Reproduce each line from the records that holds "Unione".

Material:
+===+
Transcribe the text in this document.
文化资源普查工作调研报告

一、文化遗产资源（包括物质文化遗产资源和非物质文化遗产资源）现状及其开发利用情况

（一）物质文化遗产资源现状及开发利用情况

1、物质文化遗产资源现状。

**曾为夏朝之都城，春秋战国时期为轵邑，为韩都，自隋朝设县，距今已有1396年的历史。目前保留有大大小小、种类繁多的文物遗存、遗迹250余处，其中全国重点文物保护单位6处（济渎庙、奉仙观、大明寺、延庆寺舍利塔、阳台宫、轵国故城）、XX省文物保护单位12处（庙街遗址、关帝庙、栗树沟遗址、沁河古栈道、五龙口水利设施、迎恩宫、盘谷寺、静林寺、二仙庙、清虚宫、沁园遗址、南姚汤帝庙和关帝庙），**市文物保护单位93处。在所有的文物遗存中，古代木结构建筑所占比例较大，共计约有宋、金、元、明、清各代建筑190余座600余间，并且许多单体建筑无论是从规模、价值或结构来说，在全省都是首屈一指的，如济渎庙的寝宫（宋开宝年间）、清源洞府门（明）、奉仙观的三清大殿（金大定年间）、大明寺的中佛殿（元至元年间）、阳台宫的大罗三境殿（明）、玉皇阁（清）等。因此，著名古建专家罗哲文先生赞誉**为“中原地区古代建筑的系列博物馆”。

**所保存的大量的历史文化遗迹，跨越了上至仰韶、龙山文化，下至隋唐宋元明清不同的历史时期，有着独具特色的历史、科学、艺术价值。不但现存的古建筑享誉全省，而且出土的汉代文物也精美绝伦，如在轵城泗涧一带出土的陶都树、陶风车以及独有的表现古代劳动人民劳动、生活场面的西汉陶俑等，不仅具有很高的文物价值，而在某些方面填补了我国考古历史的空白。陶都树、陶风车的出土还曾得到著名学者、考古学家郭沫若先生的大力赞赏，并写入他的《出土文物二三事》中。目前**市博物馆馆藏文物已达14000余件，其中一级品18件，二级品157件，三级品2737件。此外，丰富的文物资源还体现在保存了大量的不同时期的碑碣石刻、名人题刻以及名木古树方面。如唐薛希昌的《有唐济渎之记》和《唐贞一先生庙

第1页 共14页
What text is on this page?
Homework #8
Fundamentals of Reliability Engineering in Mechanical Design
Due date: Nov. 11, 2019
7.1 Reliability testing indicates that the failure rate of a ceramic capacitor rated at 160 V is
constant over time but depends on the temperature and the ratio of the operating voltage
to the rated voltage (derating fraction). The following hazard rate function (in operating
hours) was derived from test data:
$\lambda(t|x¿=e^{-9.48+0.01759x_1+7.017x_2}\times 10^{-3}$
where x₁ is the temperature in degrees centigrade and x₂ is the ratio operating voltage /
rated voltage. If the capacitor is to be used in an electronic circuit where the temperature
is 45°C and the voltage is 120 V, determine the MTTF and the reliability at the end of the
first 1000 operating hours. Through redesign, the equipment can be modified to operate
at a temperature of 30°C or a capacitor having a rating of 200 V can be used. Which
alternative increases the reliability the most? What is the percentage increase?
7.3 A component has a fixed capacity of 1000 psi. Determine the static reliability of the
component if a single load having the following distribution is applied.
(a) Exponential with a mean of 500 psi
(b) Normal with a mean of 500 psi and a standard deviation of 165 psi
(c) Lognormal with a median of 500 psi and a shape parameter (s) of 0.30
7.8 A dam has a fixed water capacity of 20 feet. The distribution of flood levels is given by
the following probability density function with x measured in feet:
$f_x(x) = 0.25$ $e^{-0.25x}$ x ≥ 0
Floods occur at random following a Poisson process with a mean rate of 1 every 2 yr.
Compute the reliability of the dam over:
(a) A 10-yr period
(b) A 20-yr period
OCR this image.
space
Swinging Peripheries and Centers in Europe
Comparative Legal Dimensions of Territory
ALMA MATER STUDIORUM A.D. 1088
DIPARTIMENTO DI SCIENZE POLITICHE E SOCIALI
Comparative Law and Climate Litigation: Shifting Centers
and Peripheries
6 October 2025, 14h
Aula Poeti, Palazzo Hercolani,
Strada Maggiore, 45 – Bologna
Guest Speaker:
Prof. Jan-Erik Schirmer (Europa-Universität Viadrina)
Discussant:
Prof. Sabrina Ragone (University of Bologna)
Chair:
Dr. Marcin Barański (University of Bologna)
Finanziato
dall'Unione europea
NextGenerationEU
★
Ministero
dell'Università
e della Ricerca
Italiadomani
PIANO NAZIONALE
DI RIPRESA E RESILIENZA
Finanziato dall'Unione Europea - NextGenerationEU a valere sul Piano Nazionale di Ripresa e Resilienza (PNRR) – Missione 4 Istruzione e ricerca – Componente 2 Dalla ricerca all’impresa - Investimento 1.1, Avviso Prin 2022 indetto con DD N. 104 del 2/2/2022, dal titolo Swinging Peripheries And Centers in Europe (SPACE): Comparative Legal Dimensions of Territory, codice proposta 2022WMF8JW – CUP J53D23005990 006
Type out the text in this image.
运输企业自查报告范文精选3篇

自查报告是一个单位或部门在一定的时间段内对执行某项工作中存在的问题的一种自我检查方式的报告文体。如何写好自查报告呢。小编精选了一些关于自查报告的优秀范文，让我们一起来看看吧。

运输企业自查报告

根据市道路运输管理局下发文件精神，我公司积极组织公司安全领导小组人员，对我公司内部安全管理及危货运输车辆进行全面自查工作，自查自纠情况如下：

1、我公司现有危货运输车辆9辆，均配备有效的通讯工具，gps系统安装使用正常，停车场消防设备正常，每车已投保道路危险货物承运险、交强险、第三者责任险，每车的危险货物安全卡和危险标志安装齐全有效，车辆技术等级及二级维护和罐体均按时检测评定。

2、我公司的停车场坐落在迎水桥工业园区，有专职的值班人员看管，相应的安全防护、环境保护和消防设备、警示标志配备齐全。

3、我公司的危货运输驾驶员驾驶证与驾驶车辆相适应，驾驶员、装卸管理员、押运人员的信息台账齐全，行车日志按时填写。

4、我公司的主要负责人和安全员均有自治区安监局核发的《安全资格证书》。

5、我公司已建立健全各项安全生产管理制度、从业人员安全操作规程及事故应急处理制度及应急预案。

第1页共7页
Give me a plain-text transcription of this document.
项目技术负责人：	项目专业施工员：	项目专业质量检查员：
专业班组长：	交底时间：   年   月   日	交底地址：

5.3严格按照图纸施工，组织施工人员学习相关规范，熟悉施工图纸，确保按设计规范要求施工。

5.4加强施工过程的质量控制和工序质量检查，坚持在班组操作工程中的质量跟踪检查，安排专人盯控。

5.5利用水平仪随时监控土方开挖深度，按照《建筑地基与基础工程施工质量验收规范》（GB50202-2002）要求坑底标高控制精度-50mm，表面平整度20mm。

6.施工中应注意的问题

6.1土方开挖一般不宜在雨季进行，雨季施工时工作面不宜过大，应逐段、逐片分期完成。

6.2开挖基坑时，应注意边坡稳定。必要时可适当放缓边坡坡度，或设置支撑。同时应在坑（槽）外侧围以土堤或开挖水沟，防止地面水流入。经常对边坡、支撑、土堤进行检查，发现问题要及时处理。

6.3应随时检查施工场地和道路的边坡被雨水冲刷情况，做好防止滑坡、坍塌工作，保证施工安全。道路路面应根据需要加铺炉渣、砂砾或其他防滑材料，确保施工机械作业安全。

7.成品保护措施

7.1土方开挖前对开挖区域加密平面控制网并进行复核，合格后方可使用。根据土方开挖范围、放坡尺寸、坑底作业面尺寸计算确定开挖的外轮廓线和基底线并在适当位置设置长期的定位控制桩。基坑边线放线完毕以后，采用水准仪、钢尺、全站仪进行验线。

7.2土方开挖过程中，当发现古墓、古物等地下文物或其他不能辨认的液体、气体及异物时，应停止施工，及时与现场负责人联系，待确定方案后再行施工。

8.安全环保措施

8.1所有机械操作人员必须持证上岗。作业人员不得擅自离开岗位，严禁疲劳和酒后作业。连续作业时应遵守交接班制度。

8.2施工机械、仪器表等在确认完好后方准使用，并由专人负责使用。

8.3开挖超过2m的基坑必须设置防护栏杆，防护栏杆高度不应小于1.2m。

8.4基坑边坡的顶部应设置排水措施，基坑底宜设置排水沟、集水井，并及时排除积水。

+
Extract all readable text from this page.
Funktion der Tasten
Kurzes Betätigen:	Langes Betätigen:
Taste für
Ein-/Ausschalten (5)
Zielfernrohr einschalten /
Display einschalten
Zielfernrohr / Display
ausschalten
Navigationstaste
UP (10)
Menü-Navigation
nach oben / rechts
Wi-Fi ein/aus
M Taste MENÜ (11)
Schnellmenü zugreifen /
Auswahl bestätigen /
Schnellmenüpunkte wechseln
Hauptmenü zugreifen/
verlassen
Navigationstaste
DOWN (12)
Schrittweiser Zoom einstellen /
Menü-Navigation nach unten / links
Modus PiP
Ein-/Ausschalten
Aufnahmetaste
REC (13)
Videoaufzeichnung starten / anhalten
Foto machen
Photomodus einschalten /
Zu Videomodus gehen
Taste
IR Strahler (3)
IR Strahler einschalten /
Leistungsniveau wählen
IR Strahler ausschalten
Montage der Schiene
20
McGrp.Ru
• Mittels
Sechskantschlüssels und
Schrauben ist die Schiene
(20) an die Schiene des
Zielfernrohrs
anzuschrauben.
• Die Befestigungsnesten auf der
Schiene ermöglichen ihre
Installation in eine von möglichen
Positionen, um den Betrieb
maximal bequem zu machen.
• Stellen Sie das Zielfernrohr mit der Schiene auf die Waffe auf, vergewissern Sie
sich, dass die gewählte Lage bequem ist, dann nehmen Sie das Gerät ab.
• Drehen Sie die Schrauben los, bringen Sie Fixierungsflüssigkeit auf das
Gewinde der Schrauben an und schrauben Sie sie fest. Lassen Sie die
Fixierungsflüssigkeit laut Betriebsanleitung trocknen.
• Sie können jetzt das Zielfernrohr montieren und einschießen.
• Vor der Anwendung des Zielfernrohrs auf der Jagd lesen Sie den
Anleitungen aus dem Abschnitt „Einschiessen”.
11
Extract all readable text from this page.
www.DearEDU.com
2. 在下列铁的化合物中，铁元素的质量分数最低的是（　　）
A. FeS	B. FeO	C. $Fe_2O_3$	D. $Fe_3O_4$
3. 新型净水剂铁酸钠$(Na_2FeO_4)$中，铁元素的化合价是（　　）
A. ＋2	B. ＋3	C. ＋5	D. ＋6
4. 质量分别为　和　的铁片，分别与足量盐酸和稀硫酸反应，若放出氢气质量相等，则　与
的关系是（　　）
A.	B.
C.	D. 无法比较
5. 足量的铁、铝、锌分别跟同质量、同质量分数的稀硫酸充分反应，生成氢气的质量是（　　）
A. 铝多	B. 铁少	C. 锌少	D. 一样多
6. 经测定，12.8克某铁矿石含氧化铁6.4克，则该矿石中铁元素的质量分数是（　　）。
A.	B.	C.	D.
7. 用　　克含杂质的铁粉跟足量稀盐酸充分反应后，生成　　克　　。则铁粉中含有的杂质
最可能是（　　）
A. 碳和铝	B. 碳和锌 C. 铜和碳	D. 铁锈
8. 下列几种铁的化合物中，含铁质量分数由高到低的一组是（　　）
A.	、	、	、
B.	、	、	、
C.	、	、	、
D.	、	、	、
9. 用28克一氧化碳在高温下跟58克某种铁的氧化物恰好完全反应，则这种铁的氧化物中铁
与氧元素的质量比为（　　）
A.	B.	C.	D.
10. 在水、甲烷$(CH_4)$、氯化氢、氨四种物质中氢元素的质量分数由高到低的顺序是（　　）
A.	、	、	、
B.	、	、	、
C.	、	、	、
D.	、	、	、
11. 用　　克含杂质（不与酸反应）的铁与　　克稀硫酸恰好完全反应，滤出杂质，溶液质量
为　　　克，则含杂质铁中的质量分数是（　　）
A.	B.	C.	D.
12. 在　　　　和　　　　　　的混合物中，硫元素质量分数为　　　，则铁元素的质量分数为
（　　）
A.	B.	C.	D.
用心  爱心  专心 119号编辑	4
+===+
Response:
dall'Unione europea
Finanziato dall'Unione Europea - NextGenerationEU a valere sul Piano Nazionale di Ripresa e Resilienza (PNRR) – Missione 4 Istruzione e ricerca – Componente 2 Dalla ricerca all’impresa - Investimento 1.1, Avviso Prin 2022 indetto con DD N. 104 del 2/2/2022, dal titolo Swinging Peripheries And Centers in Europe (SPACE): Comparative Legal Dimensions of Territory, codice proposta 2022WMF8JW – CUP J53D23005990 006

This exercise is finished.